#### What the exercise asks:
Look for the string "this" in every line, and copy each line that has it.

┌─ Supplied data

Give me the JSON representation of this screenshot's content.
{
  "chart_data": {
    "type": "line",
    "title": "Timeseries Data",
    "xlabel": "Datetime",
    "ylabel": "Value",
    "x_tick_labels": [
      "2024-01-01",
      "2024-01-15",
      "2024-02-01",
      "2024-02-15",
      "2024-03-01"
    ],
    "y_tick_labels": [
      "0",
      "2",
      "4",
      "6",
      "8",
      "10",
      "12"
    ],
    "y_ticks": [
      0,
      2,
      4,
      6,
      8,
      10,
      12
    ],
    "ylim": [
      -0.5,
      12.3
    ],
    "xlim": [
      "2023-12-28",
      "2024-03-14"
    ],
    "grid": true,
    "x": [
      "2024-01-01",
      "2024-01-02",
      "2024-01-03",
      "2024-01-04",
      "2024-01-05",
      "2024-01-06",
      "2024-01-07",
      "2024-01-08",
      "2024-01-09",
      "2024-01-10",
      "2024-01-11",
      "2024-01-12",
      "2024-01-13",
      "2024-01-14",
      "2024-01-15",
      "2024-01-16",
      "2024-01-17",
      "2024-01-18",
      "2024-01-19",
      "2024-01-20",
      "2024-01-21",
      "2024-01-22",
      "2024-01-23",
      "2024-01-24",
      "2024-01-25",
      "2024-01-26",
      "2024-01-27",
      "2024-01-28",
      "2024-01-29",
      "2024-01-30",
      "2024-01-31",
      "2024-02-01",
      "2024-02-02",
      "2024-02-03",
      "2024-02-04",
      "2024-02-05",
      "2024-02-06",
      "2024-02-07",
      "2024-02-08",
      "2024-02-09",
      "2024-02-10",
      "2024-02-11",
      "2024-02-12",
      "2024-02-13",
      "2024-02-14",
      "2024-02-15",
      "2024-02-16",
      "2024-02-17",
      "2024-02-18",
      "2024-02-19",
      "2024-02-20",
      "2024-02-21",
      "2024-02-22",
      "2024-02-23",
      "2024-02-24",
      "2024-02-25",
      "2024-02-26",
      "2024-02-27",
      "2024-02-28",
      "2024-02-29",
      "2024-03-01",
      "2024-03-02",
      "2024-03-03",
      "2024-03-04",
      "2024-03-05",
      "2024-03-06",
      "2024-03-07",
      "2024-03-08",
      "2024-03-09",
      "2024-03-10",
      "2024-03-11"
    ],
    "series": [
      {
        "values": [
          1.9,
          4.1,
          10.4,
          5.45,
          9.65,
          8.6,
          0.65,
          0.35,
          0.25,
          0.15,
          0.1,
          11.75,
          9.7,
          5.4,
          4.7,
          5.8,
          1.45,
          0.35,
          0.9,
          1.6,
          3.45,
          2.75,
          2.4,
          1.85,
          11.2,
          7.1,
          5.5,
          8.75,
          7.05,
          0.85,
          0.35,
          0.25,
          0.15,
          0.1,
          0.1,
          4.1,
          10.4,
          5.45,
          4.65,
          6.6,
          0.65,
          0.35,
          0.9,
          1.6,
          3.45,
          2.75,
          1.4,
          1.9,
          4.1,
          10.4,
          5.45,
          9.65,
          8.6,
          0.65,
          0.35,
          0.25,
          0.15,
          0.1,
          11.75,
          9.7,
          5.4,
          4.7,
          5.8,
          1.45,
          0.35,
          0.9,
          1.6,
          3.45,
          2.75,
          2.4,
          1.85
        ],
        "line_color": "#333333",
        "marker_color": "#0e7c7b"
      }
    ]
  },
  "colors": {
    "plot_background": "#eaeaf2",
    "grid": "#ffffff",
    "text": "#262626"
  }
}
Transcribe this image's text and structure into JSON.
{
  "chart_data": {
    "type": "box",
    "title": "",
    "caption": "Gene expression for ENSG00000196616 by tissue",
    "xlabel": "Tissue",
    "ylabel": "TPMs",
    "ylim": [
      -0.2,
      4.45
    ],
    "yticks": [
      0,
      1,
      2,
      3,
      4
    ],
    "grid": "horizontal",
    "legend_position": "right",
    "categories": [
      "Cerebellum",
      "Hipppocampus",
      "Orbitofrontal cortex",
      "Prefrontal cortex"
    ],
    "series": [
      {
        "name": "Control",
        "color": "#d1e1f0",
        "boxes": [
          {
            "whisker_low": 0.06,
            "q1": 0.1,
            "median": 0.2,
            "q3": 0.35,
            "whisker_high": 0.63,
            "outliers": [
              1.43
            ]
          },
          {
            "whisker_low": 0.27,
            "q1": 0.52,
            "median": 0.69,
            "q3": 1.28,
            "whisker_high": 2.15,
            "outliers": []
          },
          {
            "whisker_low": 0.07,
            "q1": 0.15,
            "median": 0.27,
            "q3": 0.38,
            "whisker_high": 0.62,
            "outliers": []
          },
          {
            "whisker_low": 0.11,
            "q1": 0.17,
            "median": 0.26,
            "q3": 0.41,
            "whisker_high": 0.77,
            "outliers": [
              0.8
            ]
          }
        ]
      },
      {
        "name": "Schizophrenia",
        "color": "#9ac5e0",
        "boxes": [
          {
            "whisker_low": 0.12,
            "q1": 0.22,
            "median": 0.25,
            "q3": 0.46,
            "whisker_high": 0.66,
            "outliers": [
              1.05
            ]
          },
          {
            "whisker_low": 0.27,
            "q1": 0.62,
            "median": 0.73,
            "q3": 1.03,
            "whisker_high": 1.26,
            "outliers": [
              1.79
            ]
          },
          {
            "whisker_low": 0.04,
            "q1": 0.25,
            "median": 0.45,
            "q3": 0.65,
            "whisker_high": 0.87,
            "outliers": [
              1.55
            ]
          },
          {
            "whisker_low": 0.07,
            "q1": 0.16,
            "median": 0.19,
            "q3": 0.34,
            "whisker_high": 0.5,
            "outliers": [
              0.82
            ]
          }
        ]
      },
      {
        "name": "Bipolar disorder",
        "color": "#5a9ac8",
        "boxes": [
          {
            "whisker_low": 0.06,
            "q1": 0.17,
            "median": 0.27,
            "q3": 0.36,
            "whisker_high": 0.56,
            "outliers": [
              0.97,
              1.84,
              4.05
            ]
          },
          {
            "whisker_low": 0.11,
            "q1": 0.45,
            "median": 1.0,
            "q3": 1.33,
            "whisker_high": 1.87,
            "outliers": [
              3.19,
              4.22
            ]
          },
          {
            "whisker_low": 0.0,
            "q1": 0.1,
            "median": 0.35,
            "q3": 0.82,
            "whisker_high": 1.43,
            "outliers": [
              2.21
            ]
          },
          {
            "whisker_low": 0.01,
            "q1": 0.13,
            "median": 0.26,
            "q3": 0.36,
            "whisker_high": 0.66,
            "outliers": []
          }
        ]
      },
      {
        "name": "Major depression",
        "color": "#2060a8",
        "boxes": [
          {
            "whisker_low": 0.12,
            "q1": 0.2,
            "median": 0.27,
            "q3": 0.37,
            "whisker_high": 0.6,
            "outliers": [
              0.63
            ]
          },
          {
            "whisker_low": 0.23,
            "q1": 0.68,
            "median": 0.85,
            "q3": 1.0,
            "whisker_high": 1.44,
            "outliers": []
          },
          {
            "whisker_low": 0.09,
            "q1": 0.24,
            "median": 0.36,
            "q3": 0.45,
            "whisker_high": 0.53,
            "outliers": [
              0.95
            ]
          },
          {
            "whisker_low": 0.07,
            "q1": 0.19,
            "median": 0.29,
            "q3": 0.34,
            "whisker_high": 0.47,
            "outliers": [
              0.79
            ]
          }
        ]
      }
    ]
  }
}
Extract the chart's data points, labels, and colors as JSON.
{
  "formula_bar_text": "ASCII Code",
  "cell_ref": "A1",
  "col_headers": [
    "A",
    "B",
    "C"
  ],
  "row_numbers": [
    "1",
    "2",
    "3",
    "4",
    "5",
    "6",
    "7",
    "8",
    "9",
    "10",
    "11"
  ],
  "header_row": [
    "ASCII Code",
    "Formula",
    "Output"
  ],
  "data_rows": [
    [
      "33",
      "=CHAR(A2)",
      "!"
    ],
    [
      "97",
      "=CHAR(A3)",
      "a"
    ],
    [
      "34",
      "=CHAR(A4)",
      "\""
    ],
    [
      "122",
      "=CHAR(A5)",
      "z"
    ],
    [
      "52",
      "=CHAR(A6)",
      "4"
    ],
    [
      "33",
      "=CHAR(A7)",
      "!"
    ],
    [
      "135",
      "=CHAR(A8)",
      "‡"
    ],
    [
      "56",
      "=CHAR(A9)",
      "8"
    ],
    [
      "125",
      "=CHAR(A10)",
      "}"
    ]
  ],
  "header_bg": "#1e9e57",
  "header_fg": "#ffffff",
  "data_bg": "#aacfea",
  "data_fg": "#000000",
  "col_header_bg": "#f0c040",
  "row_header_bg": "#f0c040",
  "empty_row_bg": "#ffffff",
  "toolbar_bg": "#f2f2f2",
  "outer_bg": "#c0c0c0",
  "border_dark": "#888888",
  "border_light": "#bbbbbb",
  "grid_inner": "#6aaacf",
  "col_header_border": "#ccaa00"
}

└─

#### Reply to the exercise:
Give me the JSON representation of this screenshot's content.
Transcribe this image's text and structure into JSON.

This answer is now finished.